PROMPT
Please give the records below as a numbered list, skipping any blank lines. Start at the first line of the records and stop after the line that contains "layer-checkbox[interactable]: [504, 506, 518, 522]".

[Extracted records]
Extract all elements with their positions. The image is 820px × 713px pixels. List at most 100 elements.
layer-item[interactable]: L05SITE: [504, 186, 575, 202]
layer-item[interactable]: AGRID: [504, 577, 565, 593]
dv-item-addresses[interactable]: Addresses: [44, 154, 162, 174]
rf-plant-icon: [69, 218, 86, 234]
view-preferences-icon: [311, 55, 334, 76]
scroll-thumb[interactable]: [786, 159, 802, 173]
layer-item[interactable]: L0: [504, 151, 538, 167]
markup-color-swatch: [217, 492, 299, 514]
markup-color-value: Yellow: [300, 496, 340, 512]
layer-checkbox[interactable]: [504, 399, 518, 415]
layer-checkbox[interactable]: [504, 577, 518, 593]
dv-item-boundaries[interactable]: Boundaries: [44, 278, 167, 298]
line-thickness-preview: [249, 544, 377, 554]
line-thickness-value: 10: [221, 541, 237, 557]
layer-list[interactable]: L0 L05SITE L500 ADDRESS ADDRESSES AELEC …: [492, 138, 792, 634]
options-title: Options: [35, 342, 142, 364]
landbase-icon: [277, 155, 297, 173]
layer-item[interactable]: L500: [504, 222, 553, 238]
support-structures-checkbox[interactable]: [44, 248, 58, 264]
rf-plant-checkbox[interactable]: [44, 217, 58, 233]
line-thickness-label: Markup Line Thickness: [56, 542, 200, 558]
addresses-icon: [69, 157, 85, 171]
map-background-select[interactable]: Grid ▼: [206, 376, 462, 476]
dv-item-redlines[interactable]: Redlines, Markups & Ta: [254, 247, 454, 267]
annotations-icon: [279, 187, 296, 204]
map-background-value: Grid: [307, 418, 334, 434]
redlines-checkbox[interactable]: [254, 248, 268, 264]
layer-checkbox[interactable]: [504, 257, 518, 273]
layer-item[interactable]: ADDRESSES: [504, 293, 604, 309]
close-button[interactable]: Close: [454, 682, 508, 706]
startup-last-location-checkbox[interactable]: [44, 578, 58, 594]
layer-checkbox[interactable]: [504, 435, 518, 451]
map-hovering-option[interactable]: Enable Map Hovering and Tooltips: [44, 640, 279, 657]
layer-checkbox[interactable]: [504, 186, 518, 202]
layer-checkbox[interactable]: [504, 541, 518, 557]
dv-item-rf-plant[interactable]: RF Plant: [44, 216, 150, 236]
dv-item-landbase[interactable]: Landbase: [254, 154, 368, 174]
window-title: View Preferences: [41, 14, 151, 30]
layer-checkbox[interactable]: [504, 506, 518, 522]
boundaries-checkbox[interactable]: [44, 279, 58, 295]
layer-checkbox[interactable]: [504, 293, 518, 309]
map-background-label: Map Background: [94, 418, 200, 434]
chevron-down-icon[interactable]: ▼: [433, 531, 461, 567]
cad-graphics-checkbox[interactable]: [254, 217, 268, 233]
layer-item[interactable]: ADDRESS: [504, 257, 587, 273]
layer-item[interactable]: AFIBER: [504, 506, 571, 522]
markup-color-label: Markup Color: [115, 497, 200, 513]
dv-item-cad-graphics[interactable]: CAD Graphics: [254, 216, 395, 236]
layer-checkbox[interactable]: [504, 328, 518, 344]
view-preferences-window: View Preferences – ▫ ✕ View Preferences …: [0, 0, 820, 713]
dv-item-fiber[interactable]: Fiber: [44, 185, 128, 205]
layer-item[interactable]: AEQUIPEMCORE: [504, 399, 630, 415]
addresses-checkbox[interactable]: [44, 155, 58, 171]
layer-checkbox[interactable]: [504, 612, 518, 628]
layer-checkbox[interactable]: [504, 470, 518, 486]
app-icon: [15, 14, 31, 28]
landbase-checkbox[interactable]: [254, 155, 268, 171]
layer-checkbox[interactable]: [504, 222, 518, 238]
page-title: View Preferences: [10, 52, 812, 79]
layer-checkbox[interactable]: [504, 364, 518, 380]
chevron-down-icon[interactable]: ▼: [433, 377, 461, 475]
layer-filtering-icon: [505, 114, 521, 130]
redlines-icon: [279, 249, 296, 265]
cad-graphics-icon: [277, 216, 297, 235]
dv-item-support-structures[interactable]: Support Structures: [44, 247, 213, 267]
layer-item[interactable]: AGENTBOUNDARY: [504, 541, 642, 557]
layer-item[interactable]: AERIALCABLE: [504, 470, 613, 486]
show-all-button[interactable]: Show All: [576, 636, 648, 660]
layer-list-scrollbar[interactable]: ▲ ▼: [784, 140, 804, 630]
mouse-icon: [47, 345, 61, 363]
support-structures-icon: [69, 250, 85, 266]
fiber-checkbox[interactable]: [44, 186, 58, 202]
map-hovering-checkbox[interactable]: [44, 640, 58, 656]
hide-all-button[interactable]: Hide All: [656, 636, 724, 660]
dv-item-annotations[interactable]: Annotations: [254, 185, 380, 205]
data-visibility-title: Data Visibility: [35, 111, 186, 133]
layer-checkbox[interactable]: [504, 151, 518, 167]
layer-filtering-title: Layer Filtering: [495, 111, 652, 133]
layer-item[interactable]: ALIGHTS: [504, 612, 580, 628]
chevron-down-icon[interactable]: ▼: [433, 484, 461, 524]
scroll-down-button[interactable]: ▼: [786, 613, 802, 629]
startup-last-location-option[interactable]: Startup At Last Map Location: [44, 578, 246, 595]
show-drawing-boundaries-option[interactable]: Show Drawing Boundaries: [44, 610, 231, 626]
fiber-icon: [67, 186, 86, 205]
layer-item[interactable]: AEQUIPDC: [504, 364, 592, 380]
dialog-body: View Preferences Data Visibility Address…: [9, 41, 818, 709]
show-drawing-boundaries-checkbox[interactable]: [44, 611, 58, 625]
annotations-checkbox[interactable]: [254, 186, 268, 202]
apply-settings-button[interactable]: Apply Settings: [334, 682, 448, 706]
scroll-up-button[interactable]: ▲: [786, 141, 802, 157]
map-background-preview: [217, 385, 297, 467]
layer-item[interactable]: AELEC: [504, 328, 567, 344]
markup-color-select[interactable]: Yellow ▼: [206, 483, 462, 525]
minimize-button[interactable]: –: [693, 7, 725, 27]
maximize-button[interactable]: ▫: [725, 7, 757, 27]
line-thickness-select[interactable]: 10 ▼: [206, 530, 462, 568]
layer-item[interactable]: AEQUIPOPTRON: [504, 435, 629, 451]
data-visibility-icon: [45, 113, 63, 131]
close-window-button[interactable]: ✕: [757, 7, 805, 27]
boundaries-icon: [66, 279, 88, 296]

SOLUTION FOR THIS EXERCISE
1. Extract all elements with their positions. The image is 820px × 713px pixels. List at most 100 elements.
2. layer-item[interactable]: L05SITE: [504, 186, 575, 202]
3. layer-item[interactable]: AGRID: [504, 577, 565, 593]
4. dv-item-addresses[interactable]: Addresses: [44, 154, 162, 174]
5. rf-plant-icon: [69, 218, 86, 234]
6. view-preferences-icon: [311, 55, 334, 76]
7. scroll-thumb[interactable]: [786, 159, 802, 173]
8. layer-item[interactable]: L0: [504, 151, 538, 167]
9. markup-color-swatch: [217, 492, 299, 514]
10. markup-color-value: Yellow: [300, 496, 340, 512]
11. layer-checkbox[interactable]: [504, 399, 518, 415]
12. layer-checkbox[interactable]: [504, 577, 518, 593]
13. dv-item-boundaries[interactable]: Boundaries: [44, 278, 167, 298]
14. line-thickness-preview: [249, 544, 377, 554]
15. line-thickness-value: 10: [221, 541, 237, 557]
16. layer-list[interactable]: L0 L05SITE L500 ADDRESS ADDRESSES AELEC …: [492, 138, 792, 634]
17. options-title: Options: [35, 342, 142, 364]
18. landbase-icon: [277, 155, 297, 173]
19. layer-item[interactable]: L500: [504, 222, 553, 238]
20. support-structures-checkbox[interactable]: [44, 248, 58, 264]
21. rf-plant-checkbox[interactable]: [44, 217, 58, 233]
22. line-thickness-label: Markup Line Thickness: [56, 542, 200, 558]
23. addresses-icon: [69, 157, 85, 171]
24. map-background-select[interactable]: Grid ▼: [206, 376, 462, 476]
25. dv-item-redlines[interactable]: Redlines, Markups & Ta: [254, 247, 454, 267]
26. annotations-icon: [279, 187, 296, 204]
27. map-background-value: Grid: [307, 418, 334, 434]
28. redlines-checkbox[interactable]: [254, 248, 268, 264]
29. layer-checkbox[interactable]: [504, 257, 518, 273]
30. layer-item[interactable]: ADDRESSES: [504, 293, 604, 309]
31. close-button[interactable]: Close: [454, 682, 508, 706]
32. startup-last-location-checkbox[interactable]: [44, 578, 58, 594]
33. layer-checkbox[interactable]: [504, 435, 518, 451]
34. map-hovering-option[interactable]: Enable Map Hovering and Tooltips: [44, 640, 279, 657]
35. layer-checkbox[interactable]: [504, 186, 518, 202]
36. layer-checkbox[interactable]: [504, 541, 518, 557]
37. dv-item-rf-plant[interactable]: RF Plant: [44, 216, 150, 236]
38. dv-item-landbase[interactable]: Landbase: [254, 154, 368, 174]
39. window-title: View Preferences: [41, 14, 151, 30]
40. layer-checkbox[interactable]: [504, 506, 518, 522]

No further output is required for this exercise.